[Koleksiyon kayıtları]
++++
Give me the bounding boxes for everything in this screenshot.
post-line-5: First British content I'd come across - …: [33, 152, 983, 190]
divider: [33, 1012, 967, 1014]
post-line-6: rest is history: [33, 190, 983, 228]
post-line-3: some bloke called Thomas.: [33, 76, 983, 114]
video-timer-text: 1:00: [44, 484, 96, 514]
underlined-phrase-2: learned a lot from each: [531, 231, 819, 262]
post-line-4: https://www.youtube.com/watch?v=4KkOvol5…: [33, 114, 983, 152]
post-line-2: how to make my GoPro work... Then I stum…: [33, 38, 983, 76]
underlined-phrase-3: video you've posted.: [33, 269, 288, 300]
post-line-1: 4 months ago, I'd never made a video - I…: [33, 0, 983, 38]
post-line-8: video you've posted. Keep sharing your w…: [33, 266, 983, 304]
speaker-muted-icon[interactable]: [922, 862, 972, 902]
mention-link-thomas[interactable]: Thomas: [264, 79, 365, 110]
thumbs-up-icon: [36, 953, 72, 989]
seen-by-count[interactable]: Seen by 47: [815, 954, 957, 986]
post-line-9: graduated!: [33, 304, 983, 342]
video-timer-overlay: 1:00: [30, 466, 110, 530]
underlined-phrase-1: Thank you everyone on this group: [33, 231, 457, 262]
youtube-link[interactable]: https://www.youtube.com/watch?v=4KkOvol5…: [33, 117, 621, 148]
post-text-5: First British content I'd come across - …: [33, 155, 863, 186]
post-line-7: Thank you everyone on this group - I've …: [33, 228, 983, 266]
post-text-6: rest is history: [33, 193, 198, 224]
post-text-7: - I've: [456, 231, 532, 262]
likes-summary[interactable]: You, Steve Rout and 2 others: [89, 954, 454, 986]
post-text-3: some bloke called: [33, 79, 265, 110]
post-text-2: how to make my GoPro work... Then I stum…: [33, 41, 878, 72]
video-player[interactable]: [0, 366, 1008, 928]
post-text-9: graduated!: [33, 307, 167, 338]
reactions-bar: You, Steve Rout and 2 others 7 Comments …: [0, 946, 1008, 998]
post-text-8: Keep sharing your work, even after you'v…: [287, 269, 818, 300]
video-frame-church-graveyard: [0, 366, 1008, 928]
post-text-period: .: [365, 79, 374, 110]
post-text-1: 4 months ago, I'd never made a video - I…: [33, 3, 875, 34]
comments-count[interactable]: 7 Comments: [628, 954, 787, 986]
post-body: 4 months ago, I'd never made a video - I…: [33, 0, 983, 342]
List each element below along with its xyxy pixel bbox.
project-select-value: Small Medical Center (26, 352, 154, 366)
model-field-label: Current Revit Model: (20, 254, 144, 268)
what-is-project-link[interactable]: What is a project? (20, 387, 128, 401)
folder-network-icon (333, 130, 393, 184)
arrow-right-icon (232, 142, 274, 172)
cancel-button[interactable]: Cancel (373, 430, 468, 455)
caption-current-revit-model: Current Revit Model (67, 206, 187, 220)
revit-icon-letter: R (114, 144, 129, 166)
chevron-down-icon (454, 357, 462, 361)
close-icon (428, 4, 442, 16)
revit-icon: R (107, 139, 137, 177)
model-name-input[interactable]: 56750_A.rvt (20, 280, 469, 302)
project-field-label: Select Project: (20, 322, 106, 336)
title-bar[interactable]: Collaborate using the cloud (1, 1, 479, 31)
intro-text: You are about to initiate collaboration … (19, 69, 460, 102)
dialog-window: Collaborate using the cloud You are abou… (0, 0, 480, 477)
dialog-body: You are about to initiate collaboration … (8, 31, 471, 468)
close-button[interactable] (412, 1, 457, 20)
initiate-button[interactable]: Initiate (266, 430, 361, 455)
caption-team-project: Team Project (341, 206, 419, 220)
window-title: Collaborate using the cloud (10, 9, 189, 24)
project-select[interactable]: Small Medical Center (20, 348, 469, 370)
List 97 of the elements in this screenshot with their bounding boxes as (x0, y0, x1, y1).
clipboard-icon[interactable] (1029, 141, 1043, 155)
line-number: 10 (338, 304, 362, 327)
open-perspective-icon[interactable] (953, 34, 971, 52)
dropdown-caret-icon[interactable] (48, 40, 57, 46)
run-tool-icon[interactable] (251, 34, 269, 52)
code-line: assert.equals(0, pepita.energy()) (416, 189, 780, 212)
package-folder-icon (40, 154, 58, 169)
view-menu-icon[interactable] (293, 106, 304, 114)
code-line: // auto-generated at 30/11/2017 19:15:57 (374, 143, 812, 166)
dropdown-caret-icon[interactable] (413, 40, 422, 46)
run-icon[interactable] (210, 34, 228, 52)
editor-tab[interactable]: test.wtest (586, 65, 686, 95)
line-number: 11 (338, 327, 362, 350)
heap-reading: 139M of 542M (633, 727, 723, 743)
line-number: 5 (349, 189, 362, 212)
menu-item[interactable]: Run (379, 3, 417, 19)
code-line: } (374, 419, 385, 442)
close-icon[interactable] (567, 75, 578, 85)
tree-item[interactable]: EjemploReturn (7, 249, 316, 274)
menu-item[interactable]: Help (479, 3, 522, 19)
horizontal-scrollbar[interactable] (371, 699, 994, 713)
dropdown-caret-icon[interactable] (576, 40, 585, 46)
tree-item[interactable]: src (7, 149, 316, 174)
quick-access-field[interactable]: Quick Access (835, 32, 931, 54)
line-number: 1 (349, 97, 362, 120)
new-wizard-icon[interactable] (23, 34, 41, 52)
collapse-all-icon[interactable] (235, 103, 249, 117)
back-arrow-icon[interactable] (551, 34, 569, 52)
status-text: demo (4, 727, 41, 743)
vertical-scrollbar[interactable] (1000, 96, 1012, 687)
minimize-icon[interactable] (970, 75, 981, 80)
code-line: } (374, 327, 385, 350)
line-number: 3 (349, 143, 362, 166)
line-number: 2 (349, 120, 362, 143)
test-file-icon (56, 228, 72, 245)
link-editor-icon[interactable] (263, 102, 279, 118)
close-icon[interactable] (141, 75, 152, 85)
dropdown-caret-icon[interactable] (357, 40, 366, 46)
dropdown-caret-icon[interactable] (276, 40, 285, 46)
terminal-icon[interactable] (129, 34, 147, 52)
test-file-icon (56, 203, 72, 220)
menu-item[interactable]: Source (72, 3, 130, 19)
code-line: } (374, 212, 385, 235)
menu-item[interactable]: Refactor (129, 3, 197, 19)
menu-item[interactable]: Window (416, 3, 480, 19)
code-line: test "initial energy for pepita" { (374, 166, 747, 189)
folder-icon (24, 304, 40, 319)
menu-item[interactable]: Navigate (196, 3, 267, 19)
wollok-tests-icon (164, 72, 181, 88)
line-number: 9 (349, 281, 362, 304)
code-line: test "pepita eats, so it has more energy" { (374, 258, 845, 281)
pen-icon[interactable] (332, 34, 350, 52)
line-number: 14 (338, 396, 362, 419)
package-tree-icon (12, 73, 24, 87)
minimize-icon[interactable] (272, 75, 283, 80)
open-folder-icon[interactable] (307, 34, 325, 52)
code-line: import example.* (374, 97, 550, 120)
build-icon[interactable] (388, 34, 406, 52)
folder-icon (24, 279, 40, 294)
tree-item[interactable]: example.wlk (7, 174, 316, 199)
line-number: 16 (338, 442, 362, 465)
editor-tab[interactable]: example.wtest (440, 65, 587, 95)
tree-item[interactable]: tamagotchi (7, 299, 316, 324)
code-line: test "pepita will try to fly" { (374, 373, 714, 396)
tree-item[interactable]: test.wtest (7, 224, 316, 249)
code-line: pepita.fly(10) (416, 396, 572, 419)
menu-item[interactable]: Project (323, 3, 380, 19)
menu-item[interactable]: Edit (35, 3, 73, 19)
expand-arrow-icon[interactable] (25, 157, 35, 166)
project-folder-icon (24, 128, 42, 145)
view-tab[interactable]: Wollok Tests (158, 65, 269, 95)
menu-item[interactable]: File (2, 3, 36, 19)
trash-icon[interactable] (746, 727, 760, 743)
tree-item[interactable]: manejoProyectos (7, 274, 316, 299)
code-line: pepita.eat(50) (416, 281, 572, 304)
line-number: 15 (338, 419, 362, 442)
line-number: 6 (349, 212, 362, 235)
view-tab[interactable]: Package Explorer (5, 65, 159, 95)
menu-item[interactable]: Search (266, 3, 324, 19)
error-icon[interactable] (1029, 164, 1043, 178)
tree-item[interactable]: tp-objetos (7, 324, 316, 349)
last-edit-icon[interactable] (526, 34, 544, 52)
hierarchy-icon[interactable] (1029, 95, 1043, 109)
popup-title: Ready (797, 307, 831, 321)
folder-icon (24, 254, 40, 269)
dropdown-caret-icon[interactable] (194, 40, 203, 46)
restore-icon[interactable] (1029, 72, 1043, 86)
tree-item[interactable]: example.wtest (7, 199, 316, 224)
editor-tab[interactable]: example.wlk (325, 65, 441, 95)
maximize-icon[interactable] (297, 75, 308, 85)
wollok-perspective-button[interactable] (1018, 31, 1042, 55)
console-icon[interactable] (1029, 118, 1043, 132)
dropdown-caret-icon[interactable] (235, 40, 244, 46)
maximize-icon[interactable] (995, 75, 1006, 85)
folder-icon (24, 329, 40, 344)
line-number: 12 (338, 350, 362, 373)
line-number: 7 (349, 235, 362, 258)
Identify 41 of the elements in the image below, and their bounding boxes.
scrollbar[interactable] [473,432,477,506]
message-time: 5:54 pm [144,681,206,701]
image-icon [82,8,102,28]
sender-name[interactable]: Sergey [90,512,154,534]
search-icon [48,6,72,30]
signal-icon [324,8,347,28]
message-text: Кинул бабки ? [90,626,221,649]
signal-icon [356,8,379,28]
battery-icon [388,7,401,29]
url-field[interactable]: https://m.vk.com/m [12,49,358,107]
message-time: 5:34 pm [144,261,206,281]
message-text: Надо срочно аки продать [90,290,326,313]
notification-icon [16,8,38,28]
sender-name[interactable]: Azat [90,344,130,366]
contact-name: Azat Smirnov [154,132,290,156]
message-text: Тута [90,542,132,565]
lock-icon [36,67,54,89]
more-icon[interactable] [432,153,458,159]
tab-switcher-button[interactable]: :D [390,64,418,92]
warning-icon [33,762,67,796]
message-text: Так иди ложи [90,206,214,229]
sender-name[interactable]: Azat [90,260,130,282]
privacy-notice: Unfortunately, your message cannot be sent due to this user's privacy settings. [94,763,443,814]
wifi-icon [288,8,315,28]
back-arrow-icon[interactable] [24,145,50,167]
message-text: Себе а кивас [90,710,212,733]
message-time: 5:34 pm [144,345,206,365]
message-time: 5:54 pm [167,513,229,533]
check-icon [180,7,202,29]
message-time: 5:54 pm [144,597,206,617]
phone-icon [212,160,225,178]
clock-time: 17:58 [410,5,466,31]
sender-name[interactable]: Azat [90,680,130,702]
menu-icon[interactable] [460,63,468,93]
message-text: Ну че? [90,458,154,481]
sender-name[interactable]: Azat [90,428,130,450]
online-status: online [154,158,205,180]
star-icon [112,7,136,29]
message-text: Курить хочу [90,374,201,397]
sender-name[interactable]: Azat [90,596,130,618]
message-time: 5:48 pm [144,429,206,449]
++++
Kayıtların başından "speaker-muted-icon[interactable]: [922, 862, 972, 902]" içeren satıra kadar (iki uç dahil) her satırı "Sıra" ve "Satır" sütunlarıyla bir Markdown tablosu olarak yazın. Boş satırları tabloya almayın.

*Tamamlanan görev*.
| Sıra | Satır |
|---|---|
| 1 | Give me the bounding boxes for everything in this screenshot. |
| 2 | post-line-5: First British content I'd come across - …: [33, 152, 983, 190] |
| 3 | divider: [33, 1012, 967, 1014] |
| 4 | post-line-6: rest is history: [33, 190, 983, 228] |
| 5 | post-line-3: some bloke called Thomas.: [33, 76, 983, 114] |
| 6 | video-timer-text: 1:00: [44, 484, 96, 514] |
| 7 | underlined-phrase-2: learned a lot from each: [531, 231, 819, 262] |
| 8 | post-line-4: https://www.youtube.com/watch?v=4KkOvol5…: [33, 114, 983, 152] |
| 9 | post-line-2: how to make my GoPro work... Then I stum…: [33, 38, 983, 76] |
| 10 | underlined-phrase-3: video you've posted.: [33, 269, 288, 300] |
| 11 | post-line-1: 4 months ago, I'd never made a video - I…: [33, 0, 983, 38] |
| 12 | post-line-8: video you've posted. Keep sharing your w…: [33, 266, 983, 304] |
| 13 | speaker-muted-icon[interactable]: [922, 862, 972, 902] |